# To be done
Using the data below, repeat all of it precisely.

Stored data:
>> Begin
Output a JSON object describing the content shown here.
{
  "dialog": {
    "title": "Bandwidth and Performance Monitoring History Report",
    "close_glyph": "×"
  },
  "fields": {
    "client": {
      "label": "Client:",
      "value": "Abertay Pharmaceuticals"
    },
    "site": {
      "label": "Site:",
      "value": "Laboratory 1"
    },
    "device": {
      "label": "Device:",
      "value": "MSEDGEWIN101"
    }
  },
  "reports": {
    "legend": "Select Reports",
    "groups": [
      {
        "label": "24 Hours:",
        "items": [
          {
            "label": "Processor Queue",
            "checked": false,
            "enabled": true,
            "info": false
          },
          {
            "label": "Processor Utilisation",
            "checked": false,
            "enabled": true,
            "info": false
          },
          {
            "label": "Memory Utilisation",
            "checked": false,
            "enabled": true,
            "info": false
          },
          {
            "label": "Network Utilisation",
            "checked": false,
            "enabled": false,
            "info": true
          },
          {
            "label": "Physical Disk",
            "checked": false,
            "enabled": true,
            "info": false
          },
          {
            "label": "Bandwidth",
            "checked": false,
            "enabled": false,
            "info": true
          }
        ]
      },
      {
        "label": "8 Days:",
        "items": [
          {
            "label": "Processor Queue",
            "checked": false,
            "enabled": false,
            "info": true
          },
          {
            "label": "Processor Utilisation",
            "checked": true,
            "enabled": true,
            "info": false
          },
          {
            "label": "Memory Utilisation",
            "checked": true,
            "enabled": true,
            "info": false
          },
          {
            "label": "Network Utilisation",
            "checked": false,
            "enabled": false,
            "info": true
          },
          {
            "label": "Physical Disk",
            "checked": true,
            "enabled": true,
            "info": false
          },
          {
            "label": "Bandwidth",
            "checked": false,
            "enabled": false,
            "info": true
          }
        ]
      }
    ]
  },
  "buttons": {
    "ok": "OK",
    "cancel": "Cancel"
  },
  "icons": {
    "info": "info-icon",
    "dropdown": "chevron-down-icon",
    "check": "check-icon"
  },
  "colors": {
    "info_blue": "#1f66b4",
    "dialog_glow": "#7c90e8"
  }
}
>> End
# Worked answer
Output a JSON object describing the content shown here.
{
  "dialog": {
    "title": "Bandwidth and Performance Monitoring History Report",
    "close_glyph": "×"
  },
  "fields": {
    "client": {
      "label": "Client:",
      "value": "Abertay Pharmaceuticals"
    },
    "site": {
      "label": "Site:",
      "value": "Laboratory 1"
    },
    "device": {
      "label": "Device:",
      "value": "MSEDGEWIN101"
    }
  },
  "reports": {
    "legend": "Select Reports",
    "groups": [
      {
        "label": "24 Hours:",
        "items": [
          {
            "label": "Processor Queue",
            "checked": false,
            "enabled": true,
            "info": false
          },
          {
            "label": "Processor Utilisation",
            "checked": false,
            "enabled": true,
            "info": false
          },
          {
            "label": "Memory Utilisation",
            "checked": false,
            "enabled": true,
            "info": false
          },
          {
            "label": "Network Utilisation",
            "checked": false,
            "enabled": false,
            "info": true
          },
          {
            "label": "Physical Disk",
            "checked": false,
            "enabled": true,
            "info": false
          },
          {
            "label": "Bandwidth",
            "checked": false,
            "enabled": false,
            "info": true
          }
        ]
      },
      {
        "label": "8 Days:",
        "items": [
          {
            "label": "Processor Queue",
            "checked": false,
            "enabled": false,
            "info": true
          },
          {
            "label": "Processor Utilisation",
            "checked": true,
            "enabled": true,
            "info": false
          },
          {
            "label": "Memory Utilisation",
            "checked": true,
            "enabled": true,
            "info": false
          },
          {
            "label": "Network Utilisation",
            "checked": false,
            "enabled": false,
            "info": true
          },
          {
            "label": "Physical Disk",
            "checked": true,
            "enabled": true,
            "info": false
          },
          {
            "label": "Bandwidth",
            "checked": false,
            "enabled": false,
            "info": true
          }
        ]
      }
    ]
  },
  "buttons": {
    "ok": "OK",
    "cancel": "Cancel"
  },
  "icons": {
    "info": "info-icon",
    "dropdown": "chevron-down-icon",
    "check": "check-icon"
  },
  "colors": {
    "info_blue": "#1f66b4",
    "dialog_glow": "#7c90e8"
  }
}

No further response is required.